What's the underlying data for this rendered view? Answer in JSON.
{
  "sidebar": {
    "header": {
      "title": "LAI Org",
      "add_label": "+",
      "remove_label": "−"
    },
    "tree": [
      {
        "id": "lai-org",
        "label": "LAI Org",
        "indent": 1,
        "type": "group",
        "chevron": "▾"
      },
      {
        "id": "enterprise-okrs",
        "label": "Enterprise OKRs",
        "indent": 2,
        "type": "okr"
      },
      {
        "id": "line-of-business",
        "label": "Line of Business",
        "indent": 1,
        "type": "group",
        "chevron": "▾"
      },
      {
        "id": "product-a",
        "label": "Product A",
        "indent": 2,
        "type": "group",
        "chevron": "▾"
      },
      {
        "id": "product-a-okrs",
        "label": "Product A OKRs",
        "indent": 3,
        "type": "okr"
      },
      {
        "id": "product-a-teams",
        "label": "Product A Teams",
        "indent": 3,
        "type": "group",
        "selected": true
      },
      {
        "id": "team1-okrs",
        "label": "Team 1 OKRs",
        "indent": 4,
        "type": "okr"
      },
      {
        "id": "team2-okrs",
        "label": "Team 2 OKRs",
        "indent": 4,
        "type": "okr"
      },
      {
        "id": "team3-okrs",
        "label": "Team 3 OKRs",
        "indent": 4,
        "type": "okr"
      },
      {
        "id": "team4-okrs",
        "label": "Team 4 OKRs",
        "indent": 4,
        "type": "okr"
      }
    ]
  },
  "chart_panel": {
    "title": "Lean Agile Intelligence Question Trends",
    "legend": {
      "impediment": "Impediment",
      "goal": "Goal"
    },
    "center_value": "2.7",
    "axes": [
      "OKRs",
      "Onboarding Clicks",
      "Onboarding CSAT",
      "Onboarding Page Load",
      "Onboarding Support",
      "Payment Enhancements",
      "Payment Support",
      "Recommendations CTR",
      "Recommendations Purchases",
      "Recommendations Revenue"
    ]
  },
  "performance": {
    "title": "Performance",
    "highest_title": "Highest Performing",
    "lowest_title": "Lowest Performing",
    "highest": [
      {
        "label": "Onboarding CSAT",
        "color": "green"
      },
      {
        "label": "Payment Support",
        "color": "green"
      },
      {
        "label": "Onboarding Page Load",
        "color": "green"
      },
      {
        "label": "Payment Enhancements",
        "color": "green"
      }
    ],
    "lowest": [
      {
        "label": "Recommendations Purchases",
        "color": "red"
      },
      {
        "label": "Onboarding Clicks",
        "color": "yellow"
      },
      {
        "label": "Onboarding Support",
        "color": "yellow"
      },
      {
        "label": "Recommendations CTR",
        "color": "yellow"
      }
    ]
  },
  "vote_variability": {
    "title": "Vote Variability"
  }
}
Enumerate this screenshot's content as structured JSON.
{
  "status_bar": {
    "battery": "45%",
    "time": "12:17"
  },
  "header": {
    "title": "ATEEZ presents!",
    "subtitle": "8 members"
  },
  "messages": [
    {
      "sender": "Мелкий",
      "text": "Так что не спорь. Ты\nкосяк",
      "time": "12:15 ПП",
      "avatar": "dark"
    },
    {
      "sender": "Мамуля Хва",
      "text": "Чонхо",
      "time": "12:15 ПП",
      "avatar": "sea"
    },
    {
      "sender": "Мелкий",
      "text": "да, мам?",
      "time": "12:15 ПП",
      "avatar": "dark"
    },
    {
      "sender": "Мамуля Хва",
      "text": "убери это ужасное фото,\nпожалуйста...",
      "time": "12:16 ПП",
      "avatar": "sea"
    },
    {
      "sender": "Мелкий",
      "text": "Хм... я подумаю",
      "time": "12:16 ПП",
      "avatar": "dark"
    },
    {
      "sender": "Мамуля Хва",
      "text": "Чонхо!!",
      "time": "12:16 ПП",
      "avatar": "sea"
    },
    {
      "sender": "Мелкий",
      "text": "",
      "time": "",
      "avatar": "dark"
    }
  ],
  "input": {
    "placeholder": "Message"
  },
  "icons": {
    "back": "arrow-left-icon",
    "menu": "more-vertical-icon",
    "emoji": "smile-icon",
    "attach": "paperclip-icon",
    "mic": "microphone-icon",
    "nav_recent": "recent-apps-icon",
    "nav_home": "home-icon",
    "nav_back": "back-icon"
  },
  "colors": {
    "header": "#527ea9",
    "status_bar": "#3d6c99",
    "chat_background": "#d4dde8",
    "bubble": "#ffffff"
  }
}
__________
• _Task brief_: Track down every line of the material containing the string "Recommendations", and copy it.

• _Problem solution_:
      "Recommendations CTR",
      "Recommendations Purchases",
      "Recommendations Revenue"
        "label": "Recommendations Purchases",
        "label": "Recommendations CTR",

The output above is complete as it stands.